■ **SOURCE PASSAGE**:
*** Block opens ***

I had created a simple method, that you can use to reset the StreamReader.

using (var reader = StreamReader(filePath))
{
   reader.ReadLine();
   reader.ReadLine();
   ResetReader(reader);
}


private static void ResetReader(StreamReader reader)

 {
     reader.DiscardBufferedData();
     reader.BaseStream.Seek(0, SeekOrigin.Begin);
 }

Upvotes: 3

Eamon
Eamon

Reputation: 1909

Amy's answer will work on some files but depending on the underlying stream's encoding, you may get unexpected results.

For example if the stream is UTF-8 and has a preamble, then the StreamReader will use this to detect the encoding and then switch off some internal flags that tells it to detect the encoding and check the preamble. If you reset the stream's position to the beginning, the stream reader will now consume the preamble again but it will include it in the output the second time. There is no public methods to reset this encoding and preamble state so the safest thing to do if you need to "rewind" a stream reader is to seek the underlying stream to the beginning (or set position) as shown and create a new StreamReader, just calling DiscardBufferedData() on the StreamReader will not be sufficient.

Upvotes: 33

Mauricio Kenny
Mauricio Kenny

Reputation: 93

public static void removeDuplicatedLinesBigFile2(string inFile, string outFile)
{
    int counter1 = 0, counter2 = 0;
    string line1, line2;
    bool band = false;

    // Read the file and display it line by line.  
    System.IO.StreamReader fileIN1 = new System.IO.StreamReader(inFile);
    System.IO.StreamReader fileIN2 = new System.IO.StreamReader(inFile);
    System.IO.StreamWriter fileOut = new System.IO.StreamWriter(outFile);

    while ((line1 = fileIN1.ReadLine()) != null)
    {
        //band = false;
        int counter = 0;
        fileIN2.BaseStream.Position = 0;
        fileIN2.DiscardBufferedData();

        while ((line2 = fileIN2.ReadLine()) != null)
        {                   
            if (line1.Equals(line2))
                counter++;

            if (counter > 1)
                break;
        }

        fileOut.WriteLine(line1);
        counter1++;
    }

    fileIN1.Close();
    fileIN2.Close();
    Console.WriteLine("Total Text Rows Copied: {0}", counter1);
}

Upvotes: 0

Md Shahriar
Md Shahriar

Reputation: 2786

The question is looking for some kind of StreamReader.Rewind() method. You are looking for StreamReader.BaseStream.Position = 0; which sets the reader back to the beginning so it can be read again.

*** Block closes ***

■ **TASK INSTRUCTIONS**:
**a.** Translate this sentence from the discussion of resetting a StreamReader into Spanish: "If you reset the stream's position to the beginning, the stream reader will now consume the preamble again but it will include it in the output the second time."
**b.** Transcribe the discussion of resetting a StreamReader from "while ((line2 = fileIN2.ReadLine())" to "(counter > 1)".
**c.** Pick up the discussion of resetting a StreamReader from its final sentence and continue it.
The rows have no role in this work.

(Extracted data rows)
*** Block opens ***

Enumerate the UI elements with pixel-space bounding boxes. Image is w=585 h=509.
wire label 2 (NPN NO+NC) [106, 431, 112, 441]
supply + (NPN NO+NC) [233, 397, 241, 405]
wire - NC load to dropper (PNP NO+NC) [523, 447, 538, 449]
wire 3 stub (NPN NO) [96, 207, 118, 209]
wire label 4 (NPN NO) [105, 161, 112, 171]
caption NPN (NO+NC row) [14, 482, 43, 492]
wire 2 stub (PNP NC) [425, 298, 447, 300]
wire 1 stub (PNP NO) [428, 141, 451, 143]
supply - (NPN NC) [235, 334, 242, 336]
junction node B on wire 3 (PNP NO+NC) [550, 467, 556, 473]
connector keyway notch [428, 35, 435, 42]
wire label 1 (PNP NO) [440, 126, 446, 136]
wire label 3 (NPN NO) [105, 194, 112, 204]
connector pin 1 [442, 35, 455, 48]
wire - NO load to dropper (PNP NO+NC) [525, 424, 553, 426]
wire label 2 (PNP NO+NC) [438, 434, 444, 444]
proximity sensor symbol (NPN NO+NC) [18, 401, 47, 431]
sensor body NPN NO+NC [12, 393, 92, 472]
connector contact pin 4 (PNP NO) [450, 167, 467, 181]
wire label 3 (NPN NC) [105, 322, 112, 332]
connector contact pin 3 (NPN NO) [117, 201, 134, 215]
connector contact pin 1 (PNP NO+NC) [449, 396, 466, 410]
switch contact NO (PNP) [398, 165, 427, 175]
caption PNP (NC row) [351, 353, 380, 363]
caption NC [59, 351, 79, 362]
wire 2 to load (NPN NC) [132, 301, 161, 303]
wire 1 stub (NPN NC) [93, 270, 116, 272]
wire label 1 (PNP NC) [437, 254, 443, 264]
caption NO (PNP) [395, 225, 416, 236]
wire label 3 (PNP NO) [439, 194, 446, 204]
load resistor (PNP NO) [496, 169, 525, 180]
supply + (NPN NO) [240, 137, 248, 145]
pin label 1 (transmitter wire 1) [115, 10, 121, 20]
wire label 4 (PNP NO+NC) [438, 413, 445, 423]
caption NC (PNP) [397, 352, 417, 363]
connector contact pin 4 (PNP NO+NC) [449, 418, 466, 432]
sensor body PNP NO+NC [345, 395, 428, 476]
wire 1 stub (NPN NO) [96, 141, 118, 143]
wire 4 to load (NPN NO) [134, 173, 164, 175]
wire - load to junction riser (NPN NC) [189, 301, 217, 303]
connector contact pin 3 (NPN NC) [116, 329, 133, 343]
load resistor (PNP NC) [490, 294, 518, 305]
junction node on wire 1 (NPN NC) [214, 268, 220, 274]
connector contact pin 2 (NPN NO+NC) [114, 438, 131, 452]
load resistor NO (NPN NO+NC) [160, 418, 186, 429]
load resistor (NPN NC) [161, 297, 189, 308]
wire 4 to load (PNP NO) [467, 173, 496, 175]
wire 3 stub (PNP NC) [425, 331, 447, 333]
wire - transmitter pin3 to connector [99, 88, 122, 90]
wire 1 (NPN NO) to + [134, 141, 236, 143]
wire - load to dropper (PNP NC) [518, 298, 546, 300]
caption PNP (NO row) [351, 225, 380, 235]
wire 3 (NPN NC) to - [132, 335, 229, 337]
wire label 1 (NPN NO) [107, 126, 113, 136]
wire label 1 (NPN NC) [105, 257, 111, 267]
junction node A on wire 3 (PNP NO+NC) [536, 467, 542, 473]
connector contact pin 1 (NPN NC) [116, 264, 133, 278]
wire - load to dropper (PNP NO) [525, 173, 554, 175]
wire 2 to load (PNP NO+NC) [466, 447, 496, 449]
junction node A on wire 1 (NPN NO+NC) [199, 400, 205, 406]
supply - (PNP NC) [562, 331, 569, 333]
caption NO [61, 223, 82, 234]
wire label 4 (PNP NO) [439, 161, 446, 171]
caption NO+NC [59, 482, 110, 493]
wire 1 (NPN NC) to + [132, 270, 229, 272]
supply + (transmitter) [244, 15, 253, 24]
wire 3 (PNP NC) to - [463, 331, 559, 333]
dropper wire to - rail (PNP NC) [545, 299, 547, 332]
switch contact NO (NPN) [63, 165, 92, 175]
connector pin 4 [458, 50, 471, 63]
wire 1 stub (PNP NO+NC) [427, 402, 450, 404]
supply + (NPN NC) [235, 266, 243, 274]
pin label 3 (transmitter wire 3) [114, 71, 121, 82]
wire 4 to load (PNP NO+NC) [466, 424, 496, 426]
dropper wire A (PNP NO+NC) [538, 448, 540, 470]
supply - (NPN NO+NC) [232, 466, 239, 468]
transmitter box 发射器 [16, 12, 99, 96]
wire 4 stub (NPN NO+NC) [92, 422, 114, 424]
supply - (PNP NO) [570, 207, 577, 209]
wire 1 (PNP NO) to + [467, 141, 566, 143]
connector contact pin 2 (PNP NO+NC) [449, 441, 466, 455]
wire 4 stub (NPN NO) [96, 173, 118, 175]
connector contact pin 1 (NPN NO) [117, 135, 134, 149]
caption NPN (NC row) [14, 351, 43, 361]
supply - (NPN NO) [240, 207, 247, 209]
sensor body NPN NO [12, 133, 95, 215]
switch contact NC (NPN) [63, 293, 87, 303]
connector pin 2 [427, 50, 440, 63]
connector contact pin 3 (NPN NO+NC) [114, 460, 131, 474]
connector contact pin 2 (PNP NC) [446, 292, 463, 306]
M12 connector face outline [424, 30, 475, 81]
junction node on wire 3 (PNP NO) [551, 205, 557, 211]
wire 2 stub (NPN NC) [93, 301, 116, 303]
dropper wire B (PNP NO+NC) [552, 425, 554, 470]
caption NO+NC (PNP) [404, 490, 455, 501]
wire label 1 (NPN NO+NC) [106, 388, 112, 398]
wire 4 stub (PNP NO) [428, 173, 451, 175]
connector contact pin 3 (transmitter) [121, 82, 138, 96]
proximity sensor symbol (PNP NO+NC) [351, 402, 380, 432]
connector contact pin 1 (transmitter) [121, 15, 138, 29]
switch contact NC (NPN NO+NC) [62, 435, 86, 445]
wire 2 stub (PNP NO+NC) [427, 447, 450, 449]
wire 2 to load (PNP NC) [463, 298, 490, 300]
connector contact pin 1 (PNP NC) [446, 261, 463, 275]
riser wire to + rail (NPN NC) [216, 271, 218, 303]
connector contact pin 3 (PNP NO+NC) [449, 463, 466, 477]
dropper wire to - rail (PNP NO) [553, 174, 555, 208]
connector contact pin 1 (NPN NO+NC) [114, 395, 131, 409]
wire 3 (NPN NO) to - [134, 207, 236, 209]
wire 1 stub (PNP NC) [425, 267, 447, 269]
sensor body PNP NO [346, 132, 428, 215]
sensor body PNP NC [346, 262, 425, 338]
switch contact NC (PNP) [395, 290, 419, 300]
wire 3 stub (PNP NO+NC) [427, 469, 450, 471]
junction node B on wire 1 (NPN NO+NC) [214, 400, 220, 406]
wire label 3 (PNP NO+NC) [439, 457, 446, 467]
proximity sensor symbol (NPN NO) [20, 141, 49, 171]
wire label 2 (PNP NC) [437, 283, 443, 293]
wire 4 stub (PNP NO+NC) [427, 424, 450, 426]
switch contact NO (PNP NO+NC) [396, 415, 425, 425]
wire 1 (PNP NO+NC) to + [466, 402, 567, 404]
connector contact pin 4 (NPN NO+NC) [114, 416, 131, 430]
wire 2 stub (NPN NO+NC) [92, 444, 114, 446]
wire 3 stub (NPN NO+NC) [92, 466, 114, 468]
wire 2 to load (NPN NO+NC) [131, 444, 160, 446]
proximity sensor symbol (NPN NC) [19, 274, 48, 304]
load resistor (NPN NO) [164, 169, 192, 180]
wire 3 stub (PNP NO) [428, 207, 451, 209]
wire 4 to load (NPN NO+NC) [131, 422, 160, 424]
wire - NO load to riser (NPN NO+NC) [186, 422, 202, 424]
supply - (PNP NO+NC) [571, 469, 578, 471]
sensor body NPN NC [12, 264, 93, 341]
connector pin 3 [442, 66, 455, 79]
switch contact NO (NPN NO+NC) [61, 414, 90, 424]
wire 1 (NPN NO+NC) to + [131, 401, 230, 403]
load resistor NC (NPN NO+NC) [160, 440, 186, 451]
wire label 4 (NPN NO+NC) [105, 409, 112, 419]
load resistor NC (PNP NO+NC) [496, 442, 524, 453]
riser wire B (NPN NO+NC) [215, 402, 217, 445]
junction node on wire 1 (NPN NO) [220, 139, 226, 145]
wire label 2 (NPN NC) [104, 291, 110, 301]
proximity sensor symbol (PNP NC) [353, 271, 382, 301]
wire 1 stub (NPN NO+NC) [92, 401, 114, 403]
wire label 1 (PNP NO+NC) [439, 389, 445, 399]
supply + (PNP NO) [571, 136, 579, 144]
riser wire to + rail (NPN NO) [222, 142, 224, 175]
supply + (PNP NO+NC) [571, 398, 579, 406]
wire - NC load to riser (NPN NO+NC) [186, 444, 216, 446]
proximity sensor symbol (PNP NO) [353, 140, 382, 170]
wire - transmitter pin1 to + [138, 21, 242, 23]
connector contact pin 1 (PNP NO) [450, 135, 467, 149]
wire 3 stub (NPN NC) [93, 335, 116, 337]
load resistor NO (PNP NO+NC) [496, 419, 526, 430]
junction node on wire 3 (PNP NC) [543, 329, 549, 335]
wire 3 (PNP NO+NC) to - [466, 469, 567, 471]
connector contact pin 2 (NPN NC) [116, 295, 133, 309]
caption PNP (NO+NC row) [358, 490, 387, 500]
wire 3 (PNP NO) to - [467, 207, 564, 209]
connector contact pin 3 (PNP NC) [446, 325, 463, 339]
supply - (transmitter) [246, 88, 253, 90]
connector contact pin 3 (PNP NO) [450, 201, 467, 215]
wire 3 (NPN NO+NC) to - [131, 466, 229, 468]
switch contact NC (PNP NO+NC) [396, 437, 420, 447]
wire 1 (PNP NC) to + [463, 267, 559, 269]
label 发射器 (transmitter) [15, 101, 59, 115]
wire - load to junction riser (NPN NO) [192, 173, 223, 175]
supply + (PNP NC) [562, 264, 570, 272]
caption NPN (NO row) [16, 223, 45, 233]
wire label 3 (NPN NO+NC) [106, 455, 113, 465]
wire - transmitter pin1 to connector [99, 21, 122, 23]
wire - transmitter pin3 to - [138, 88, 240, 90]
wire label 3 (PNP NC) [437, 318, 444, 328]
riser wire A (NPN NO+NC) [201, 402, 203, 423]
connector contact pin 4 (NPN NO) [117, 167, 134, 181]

*** Block closes ***

■ **ANSWER LIST**:
**a.** Si restableces la posición del flujo al principio, el lector de flujo ahora consumirá el preámbulo de nuevo, pero lo incluirá en la salida la segunda vez.

**b.**
while ((line2 = fileIN2.ReadLine()) != null)
        {                   
            if (line1.Equals(line2))
                counter++;

            if (counter > 1)

**c.**
StreamReader sr = new StreamReader("H:/kate/rani.txt");

Console.WriteLine(sr.ReadToEnd());

sr.BaseStream.Position = 0;

Console.WriteLine("----------------------------------");

while (!sr.EndOfStream)
{
    Console.WriteLine(sr.ReadLine());
}

Upvotes: 1

vyv
vyv

Reputation: 19

public long ReadList(string fileName, Action<string> action,long position=0)
{
  if (!File.Exists(fileName)) return 0;

  using (var reader = new StreamReader(File.Open(fileName, FileMode.Open, FileAccess.Read, FileShare.ReadWrite),System.Text.Encoding.Unicode))
  {
    if (position > 0)reader.BaseStream.Position = position;

     while (!reader.EndOfStream)
     {
       action(reader.ReadLine());
     }
     return reader.BaseStream.Position;
   }
}

Upvotes: 1

Hance Doofenshmirts
Hance Doofenshmirts

Reputation: 631

I use this method:

System.IO.StreamReader reader = new System.IO.StreamReader("file.txt")
//end of reading
reader.DiscardBufferedData();
reader.BaseStream.Seek(0, System.IO.SeekOrigin.Begin); 

Upvotes: 63

user47589
user47589

Reputation:

You need to seek on the stream, like you did, then call DiscardBufferedData on the StreamReader. Documentation here:

Edit: Adding code example:

Stream s = new MemoryStream();
StreamReader sr = new StreamReader(s);
// later... after we read stuff
s.Position = 0;
sr.DiscardBufferedData();        // reader now reading from position 0

Upvotes: 136

TehBoyan
TehBoyan

Reputation: 6900

This is all good if the BaseStream can actually be set Position property to 0.

If you cannot (example would be a HttpWebResponse stream) then a good option would be to copy the stream to a MemoryStream...there you can set Position to 0 and restart the Stream as much as you want.